--- Provided data ---
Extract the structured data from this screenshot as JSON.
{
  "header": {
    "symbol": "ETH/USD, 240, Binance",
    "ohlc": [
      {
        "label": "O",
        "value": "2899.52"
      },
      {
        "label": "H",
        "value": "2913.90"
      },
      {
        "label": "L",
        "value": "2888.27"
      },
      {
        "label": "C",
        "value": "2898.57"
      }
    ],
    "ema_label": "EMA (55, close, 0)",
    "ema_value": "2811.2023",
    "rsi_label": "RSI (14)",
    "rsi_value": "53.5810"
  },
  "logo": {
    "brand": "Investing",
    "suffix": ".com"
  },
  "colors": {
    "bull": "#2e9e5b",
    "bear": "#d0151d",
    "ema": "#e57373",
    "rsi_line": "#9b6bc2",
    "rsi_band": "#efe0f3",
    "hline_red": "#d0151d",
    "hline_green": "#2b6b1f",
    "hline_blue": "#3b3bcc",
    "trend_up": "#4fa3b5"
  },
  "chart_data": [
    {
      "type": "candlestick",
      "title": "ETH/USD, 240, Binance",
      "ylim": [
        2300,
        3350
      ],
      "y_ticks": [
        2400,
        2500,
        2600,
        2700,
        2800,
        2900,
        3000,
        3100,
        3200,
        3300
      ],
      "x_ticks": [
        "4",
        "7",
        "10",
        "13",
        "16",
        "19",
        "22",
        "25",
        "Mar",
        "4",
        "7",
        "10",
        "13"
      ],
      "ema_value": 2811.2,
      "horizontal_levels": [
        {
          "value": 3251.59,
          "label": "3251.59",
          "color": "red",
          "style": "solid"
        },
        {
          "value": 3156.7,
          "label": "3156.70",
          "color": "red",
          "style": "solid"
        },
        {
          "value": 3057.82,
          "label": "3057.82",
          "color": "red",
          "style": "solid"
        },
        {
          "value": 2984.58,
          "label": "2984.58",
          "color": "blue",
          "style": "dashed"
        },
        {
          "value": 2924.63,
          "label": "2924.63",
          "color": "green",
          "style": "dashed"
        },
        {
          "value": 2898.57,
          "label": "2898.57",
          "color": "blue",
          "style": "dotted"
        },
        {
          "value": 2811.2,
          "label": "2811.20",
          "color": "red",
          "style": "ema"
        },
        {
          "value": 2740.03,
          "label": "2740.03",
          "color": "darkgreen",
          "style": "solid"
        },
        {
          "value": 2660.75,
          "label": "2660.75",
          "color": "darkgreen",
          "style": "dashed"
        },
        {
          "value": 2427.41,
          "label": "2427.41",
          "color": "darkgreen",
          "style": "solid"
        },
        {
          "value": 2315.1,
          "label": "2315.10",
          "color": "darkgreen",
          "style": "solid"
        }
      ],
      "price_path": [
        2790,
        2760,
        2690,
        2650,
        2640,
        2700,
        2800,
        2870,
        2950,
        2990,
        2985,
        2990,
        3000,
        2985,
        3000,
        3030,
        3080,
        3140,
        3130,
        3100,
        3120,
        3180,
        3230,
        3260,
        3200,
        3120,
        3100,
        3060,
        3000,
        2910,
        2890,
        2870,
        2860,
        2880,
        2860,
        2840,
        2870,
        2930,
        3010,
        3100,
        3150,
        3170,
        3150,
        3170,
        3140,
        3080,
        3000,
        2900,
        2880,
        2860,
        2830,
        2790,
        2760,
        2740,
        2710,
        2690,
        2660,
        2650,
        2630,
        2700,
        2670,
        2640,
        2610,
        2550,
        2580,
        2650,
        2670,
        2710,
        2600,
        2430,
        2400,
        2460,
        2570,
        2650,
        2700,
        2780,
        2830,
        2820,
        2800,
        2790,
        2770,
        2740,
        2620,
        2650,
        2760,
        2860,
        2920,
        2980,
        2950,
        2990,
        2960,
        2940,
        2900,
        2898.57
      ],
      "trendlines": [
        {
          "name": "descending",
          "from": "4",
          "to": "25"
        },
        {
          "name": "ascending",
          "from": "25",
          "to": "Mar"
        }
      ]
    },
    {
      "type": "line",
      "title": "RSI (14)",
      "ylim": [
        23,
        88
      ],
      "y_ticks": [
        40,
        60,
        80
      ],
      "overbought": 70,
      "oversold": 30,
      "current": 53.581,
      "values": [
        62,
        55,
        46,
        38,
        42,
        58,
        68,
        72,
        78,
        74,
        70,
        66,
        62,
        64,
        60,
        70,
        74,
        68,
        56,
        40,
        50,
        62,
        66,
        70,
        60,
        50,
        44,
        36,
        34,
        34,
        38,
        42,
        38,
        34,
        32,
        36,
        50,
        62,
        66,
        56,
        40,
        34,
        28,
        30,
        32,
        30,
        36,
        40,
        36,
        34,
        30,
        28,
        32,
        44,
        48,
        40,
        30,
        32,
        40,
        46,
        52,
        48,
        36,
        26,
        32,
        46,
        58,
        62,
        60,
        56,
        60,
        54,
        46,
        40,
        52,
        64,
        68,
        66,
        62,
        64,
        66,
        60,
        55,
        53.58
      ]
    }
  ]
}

--- The problem ---
Determine how many lines include the string "Binance". Give no answer but the number.

--- Task response ---
2